* Directive *
Take the data that follows and retype it word for word.

* Entries shown *
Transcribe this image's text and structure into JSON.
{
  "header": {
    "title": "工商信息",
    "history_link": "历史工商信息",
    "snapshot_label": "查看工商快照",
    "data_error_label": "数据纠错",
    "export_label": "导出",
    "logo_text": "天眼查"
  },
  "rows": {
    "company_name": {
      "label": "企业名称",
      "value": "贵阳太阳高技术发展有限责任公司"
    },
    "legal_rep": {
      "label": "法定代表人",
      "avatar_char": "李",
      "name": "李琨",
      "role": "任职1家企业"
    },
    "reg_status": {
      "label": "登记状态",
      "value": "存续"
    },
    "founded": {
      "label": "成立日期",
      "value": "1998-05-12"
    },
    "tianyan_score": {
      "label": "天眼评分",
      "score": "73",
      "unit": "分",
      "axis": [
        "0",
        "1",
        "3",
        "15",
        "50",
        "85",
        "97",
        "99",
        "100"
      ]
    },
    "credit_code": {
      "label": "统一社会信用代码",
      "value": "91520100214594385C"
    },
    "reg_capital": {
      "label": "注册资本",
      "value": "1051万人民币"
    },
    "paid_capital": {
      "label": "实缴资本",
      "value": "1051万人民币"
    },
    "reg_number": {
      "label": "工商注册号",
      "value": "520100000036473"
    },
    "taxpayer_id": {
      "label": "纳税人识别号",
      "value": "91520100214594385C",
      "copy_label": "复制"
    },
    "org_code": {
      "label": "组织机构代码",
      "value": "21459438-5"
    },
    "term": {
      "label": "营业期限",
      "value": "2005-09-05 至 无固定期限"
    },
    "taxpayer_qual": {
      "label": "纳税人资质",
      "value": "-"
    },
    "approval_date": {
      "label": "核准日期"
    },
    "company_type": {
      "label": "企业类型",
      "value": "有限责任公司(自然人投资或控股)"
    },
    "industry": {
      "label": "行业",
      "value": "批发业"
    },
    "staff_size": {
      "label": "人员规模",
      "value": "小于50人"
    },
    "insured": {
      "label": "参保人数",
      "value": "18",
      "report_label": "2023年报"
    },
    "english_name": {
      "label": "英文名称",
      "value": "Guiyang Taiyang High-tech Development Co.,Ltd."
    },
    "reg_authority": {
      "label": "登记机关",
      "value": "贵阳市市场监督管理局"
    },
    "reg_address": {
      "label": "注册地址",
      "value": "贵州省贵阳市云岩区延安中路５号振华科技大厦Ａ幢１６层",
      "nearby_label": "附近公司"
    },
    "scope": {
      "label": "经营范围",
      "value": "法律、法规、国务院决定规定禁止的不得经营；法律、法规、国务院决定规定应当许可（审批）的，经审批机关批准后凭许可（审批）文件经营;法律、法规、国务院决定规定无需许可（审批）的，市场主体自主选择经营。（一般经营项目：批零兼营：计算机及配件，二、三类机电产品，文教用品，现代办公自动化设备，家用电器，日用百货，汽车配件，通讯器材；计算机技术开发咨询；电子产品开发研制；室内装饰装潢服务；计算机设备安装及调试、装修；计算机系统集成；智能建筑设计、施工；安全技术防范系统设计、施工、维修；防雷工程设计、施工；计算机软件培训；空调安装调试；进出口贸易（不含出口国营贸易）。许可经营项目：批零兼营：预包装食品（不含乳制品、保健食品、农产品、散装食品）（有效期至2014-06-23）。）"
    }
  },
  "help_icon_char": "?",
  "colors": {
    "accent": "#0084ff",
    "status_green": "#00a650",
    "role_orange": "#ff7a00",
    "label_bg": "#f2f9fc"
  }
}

* Final result *
Transcribe this image's text and structure into JSON.
{
  "header": {
    "title": "工商信息",
    "history_link": "历史工商信息",
    "snapshot_label": "查看工商快照",
    "data_error_label": "数据纠错",
    "export_label": "导出",
    "logo_text": "天眼查"
  },
  "rows": {
    "company_name": {
      "label": "企业名称",
      "value": "贵阳太阳高技术发展有限责任公司"
    },
    "legal_rep": {
      "label": "法定代表人",
      "avatar_char": "李",
      "name": "李琨",
      "role": "任职1家企业"
    },
    "reg_status": {
      "label": "登记状态",
      "value": "存续"
    },
    "founded": {
      "label": "成立日期",
      "value": "1998-05-12"
    },
    "tianyan_score": {
      "label": "天眼评分",
      "score": "73",
      "unit": "分",
      "axis": [
        "0",
        "1",
        "3",
        "15",
        "50",
        "85",
        "97",
        "99",
        "100"
      ]
    },
    "credit_code": {
      "label": "统一社会信用代码",
      "value": "91520100214594385C"
    },
    "reg_capital": {
      "label": "注册资本",
      "value": "1051万人民币"
    },
    "paid_capital": {
      "label": "实缴资本",
      "value": "1051万人民币"
    },
    "reg_number": {
      "label": "工商注册号",
      "value": "520100000036473"
    },
    "taxpayer_id": {
      "label": "纳税人识别号",
      "value": "91520100214594385C",
      "copy_label": "复制"
    },
    "org_code": {
      "label": "组织机构代码",
      "value": "21459438-5"
    },
    "term": {
      "label": "营业期限",
      "value": "2005-09-05 至 无固定期限"
    },
    "taxpayer_qual": {
      "label": "纳税人资质",
      "value": "-"
    },
    "approval_date": {
      "label": "核准日期"
    },
    "company_type": {
      "label": "企业类型",
      "value": "有限责任公司(自然人投资或控股)"
    },
    "industry": {
      "label": "行业",
      "value": "批发业"
    },
    "staff_size": {
      "label": "人员规模",
      "value": "小于50人"
    },
    "insured": {
      "label": "参保人数",
      "value": "18",
      "report_label": "2023年报"
    },
    "english_name": {
      "label": "英文名称",
      "value": "Guiyang Taiyang High-tech Development Co.,Ltd."
    },
    "reg_authority": {
      "label": "登记机关",
      "value": "贵阳市市场监督管理局"
    },
    "reg_address": {
      "label": "注册地址",
      "value": "贵州省贵阳市云岩区延安中路５号振华科技大厦Ａ幢１６层",
      "nearby_label": "附近公司"
    },
    "scope": {
      "label": "经营范围",
      "value": "法律、法规、国务院决定规定禁止的不得经营；法律、法规、国务院决定规定应当许可（审批）的，经审批机关批准后凭许可（审批）文件经营;法律、法规、国务院决定规定无需许可（审批）的，市场主体自主选择经营。（一般经营项目：批零兼营：计算机及配件，二、三类机电产品，文教用品，现代办公自动化设备，家用电器，日用百货，汽车配件，通讯器材；计算机技术开发咨询；电子产品开发研制；室内装饰装潢服务；计算机设备安装及调试、装修；计算机系统集成；智能建筑设计、施工；安全技术防范系统设计、施工、维修；防雷工程设计、施工；计算机软件培训；空调安装调试；进出口贸易（不含出口国营贸易）。许可经营项目：批零兼营：预包装食品（不含乳制品、保健食品、农产品、散装食品）（有效期至2014-06-23）。）"
    }
  },
  "help_icon_char": "?",
  "colors": {
    "accent": "#0084ff",
    "status_green": "#00a650",
    "role_orange": "#ff7a00",
    "label_bg": "#f2f9fc"
  }
}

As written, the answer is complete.